• _Task requirements_
An exact copy of all the data is required, with pictures left out.

▽

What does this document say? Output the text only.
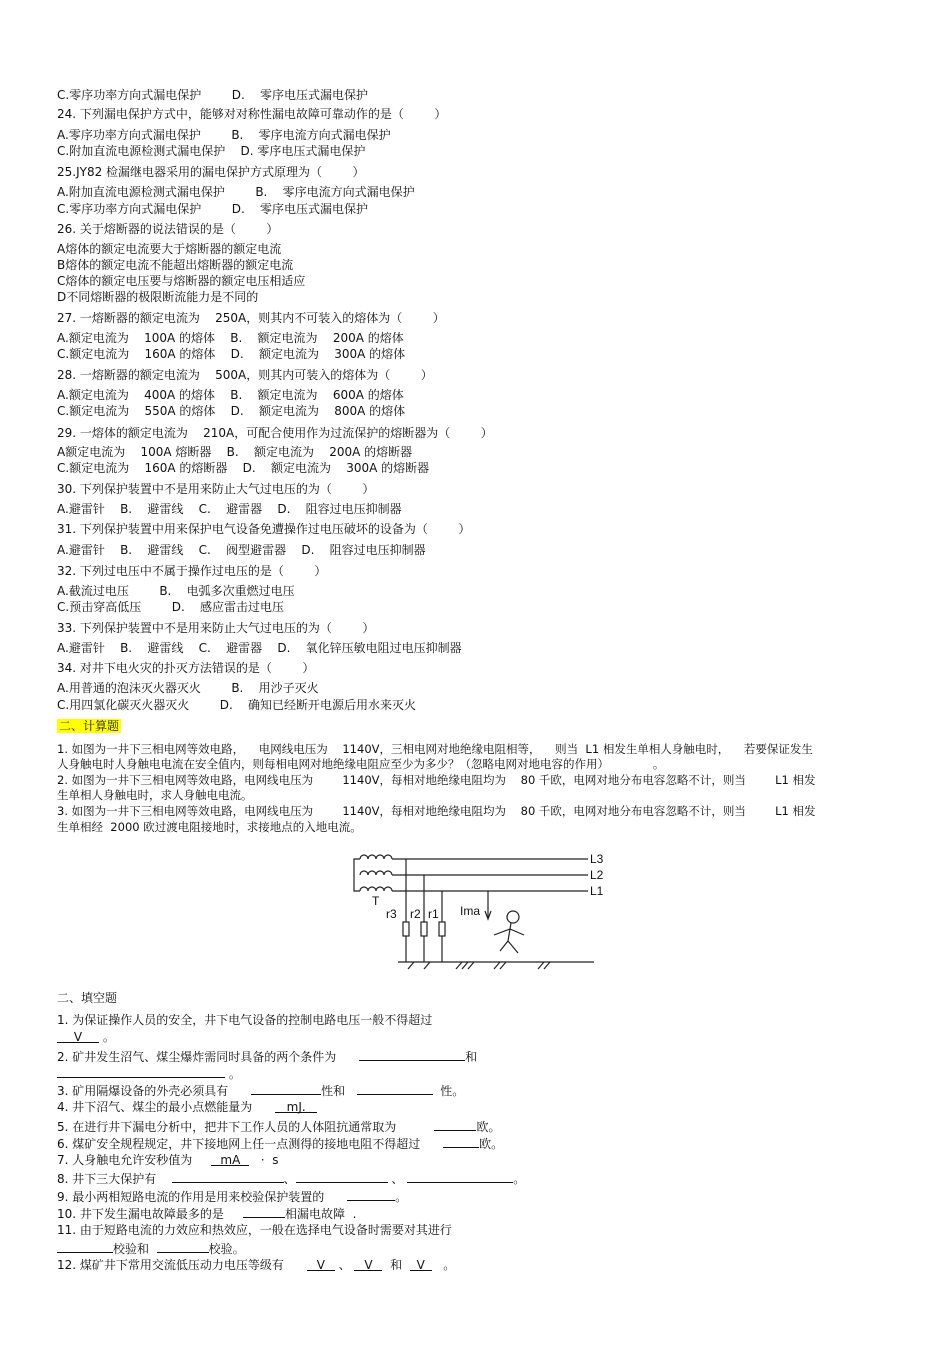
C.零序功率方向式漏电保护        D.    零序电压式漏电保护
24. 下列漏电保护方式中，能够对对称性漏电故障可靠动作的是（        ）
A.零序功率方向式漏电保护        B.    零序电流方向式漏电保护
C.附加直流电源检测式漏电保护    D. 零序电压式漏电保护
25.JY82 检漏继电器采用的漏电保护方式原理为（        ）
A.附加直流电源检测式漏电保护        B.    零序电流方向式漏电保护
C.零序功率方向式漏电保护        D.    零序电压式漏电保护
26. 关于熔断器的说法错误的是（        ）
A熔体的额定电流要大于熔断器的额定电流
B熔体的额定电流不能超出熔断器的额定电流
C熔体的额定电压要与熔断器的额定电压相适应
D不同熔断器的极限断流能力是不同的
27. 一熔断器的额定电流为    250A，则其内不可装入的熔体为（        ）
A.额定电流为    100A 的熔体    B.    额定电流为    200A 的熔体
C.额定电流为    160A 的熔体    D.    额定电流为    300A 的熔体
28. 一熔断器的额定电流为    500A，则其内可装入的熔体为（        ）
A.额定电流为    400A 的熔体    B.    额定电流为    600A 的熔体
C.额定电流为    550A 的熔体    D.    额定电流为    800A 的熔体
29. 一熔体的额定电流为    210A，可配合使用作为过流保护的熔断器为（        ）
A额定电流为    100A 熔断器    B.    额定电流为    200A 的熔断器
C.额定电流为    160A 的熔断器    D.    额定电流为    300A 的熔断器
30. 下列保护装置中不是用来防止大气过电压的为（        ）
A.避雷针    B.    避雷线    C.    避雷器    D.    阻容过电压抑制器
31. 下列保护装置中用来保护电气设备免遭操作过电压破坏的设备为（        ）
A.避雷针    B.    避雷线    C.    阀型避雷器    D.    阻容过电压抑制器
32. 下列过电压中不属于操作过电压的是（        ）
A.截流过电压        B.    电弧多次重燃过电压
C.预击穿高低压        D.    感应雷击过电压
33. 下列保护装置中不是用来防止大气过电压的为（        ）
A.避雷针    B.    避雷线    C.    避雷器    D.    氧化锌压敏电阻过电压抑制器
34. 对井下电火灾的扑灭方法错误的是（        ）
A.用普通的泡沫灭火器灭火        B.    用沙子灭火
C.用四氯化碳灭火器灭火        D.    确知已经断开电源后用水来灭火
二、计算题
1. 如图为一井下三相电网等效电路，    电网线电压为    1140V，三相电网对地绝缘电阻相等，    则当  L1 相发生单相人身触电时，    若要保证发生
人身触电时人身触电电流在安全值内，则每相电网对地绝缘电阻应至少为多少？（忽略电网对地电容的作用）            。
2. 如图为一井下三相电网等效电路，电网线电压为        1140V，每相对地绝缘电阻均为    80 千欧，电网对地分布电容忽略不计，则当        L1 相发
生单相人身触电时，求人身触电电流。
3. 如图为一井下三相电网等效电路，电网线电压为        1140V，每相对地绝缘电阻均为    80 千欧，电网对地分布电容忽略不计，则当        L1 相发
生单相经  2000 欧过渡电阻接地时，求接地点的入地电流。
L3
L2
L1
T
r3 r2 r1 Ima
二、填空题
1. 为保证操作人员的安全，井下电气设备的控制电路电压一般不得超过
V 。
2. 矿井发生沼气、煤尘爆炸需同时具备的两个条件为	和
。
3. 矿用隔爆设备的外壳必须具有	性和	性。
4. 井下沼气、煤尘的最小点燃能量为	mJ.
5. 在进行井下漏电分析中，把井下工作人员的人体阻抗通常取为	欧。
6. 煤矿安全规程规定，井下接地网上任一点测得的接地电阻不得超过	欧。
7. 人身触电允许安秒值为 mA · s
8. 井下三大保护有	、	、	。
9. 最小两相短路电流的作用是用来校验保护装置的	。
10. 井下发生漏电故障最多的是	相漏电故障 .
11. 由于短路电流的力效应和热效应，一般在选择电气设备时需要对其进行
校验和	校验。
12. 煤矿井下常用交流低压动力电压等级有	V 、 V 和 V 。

△

• _Response_
What does this document say? Output the text only.
C.零序功率方向式漏电保护        D.    零序电压式漏电保护
24. 下列漏电保护方式中，能够对对称性漏电故障可靠动作的是（        ）
A.零序功率方向式漏电保护        B.    零序电流方向式漏电保护
C.附加直流电源检测式漏电保护    D. 零序电压式漏电保护
25.JY82 检漏继电器采用的漏电保护方式原理为（        ）
A.附加直流电源检测式漏电保护        B.    零序电流方向式漏电保护
C.零序功率方向式漏电保护        D.    零序电压式漏电保护
26. 关于熔断器的说法错误的是（        ）
A熔体的额定电流要大于熔断器的额定电流
B熔体的额定电流不能超出熔断器的额定电流
C熔体的额定电压要与熔断器的额定电压相适应
D不同熔断器的极限断流能力是不同的
27. 一熔断器的额定电流为    250A，则其内不可装入的熔体为（        ）
A.额定电流为    100A 的熔体    B.    额定电流为    200A 的熔体
C.额定电流为    160A 的熔体    D.    额定电流为    300A 的熔体
28. 一熔断器的额定电流为    500A，则其内可装入的熔体为（        ）
A.额定电流为    400A 的熔体    B.    额定电流为    600A 的熔体
C.额定电流为    550A 的熔体    D.    额定电流为    800A 的熔体
29. 一熔体的额定电流为    210A，可配合使用作为过流保护的熔断器为（        ）
A额定电流为    100A 熔断器    B.    额定电流为    200A 的熔断器
C.额定电流为    160A 的熔断器    D.    额定电流为    300A 的熔断器
30. 下列保护装置中不是用来防止大气过电压的为（        ）
A.避雷针    B.    避雷线    C.    避雷器    D.    阻容过电压抑制器
31. 下列保护装置中用来保护电气设备免遭操作过电压破坏的设备为（        ）
A.避雷针    B.    避雷线    C.    阀型避雷器    D.    阻容过电压抑制器
32. 下列过电压中不属于操作过电压的是（        ）
A.截流过电压        B.    电弧多次重燃过电压
C.预击穿高低压        D.    感应雷击过电压
33. 下列保护装置中不是用来防止大气过电压的为（        ）
A.避雷针    B.    避雷线    C.    避雷器    D.    氧化锌压敏电阻过电压抑制器
34. 对井下电火灾的扑灭方法错误的是（        ）
A.用普通的泡沫灭火器灭火        B.    用沙子灭火
C.用四氯化碳灭火器灭火        D.    确知已经断开电源后用水来灭火
二、计算题
1. 如图为一井下三相电网等效电路，    电网线电压为    1140V，三相电网对地绝缘电阻相等，    则当  L1 相发生单相人身触电时，    若要保证发生
人身触电时人身触电电流在安全值内，则每相电网对地绝缘电阻应至少为多少？（忽略电网对地电容的作用）            。
2. 如图为一井下三相电网等效电路，电网线电压为        1140V，每相对地绝缘电阻均为    80 千欧，电网对地分布电容忽略不计，则当        L1 相发
生单相人身触电时，求人身触电电流。
3. 如图为一井下三相电网等效电路，电网线电压为        1140V，每相对地绝缘电阻均为    80 千欧，电网对地分布电容忽略不计，则当        L1 相发
生单相经  2000 欧过渡电阻接地时，求接地点的入地电流。
L3
L2
L1
T
r3 r2 r1 Ima
二、填空题
1. 为保证操作人员的安全，井下电气设备的控制电路电压一般不得超过
V 。
2. 矿井发生沼气、煤尘爆炸需同时具备的两个条件为	和
。
3. 矿用隔爆设备的外壳必须具有	性和	性。
4. 井下沼气、煤尘的最小点燃能量为	mJ.
5. 在进行井下漏电分析中，把井下工作人员的人体阻抗通常取为	欧。
6. 煤矿安全规程规定，井下接地网上任一点测得的接地电阻不得超过	欧。
7. 人身触电允许安秒值为 mA · s
8. 井下三大保护有	、	、	。
9. 最小两相短路电流的作用是用来校验保护装置的	。
10. 井下发生漏电故障最多的是	相漏电故障 .
11. 由于短路电流的力效应和热效应，一般在选择电气设备时需要对其进行
校验和	校验。
12. 煤矿井下常用交流低压动力电压等级有	V 、 V 和 V 。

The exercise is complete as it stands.